→ Written task
Give the number of lines containing the word "JSON", and nothing else.

++++++++

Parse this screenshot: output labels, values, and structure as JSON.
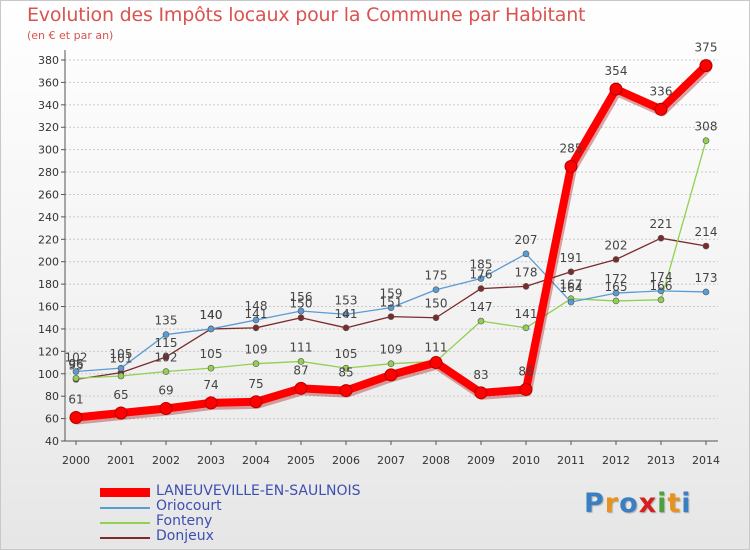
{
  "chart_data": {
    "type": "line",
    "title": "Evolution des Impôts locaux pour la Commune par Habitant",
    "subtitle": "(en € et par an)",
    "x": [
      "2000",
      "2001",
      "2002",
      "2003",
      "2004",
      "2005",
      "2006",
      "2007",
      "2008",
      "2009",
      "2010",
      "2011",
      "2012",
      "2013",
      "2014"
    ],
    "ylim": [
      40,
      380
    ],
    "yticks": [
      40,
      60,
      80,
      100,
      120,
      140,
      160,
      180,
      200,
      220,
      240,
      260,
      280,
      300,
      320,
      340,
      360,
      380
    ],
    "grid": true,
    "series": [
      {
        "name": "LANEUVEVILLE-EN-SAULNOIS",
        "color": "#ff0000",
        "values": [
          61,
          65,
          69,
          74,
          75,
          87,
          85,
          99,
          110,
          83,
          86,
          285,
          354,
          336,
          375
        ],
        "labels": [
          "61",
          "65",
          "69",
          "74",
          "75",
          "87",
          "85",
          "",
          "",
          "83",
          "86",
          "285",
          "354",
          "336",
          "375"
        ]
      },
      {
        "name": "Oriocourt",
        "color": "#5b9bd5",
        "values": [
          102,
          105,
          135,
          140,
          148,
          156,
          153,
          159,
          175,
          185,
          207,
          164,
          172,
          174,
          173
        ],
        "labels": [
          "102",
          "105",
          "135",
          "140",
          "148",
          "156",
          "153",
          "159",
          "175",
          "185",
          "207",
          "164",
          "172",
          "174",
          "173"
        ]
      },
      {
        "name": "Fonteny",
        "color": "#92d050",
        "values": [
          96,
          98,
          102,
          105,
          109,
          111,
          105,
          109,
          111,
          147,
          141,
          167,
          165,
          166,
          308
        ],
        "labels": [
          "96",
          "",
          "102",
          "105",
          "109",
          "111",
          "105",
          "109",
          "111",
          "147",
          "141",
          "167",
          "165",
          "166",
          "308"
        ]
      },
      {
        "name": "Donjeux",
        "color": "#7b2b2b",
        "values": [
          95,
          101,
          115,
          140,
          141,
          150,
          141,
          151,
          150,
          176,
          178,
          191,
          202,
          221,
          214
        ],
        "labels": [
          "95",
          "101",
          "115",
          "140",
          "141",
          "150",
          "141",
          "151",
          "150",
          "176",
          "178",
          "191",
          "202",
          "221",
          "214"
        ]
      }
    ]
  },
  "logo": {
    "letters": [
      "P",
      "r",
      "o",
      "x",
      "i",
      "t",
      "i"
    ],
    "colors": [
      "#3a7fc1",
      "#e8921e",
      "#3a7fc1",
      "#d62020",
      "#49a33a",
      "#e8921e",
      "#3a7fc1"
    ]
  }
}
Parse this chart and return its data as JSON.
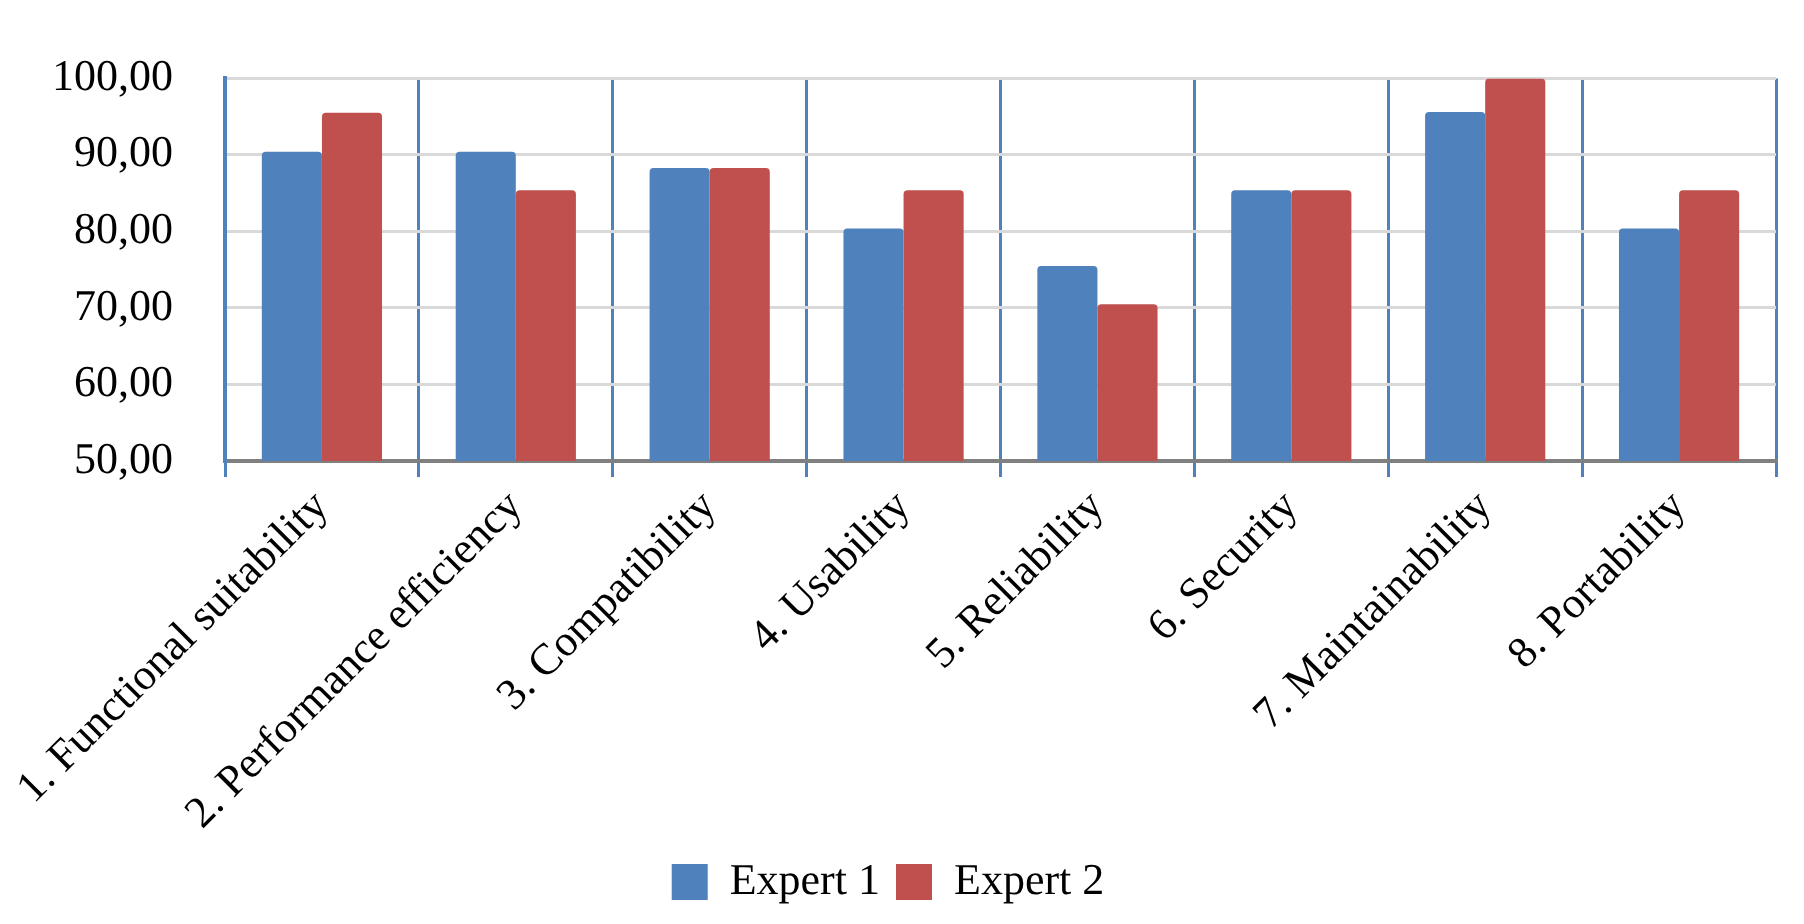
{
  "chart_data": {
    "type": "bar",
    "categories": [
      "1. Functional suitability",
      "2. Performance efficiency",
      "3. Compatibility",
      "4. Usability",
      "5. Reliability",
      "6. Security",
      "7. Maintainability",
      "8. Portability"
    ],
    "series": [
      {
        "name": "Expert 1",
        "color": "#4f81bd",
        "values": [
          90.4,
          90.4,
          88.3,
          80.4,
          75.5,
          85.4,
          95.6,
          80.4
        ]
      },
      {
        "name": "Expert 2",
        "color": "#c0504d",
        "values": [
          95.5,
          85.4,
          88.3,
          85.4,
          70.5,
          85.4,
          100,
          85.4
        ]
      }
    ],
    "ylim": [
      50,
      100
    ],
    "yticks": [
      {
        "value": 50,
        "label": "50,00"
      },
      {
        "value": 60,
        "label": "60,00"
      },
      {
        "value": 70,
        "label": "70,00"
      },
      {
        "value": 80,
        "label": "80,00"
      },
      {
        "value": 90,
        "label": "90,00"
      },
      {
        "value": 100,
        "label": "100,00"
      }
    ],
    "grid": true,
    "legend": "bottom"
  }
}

++++++++

→ Reply
2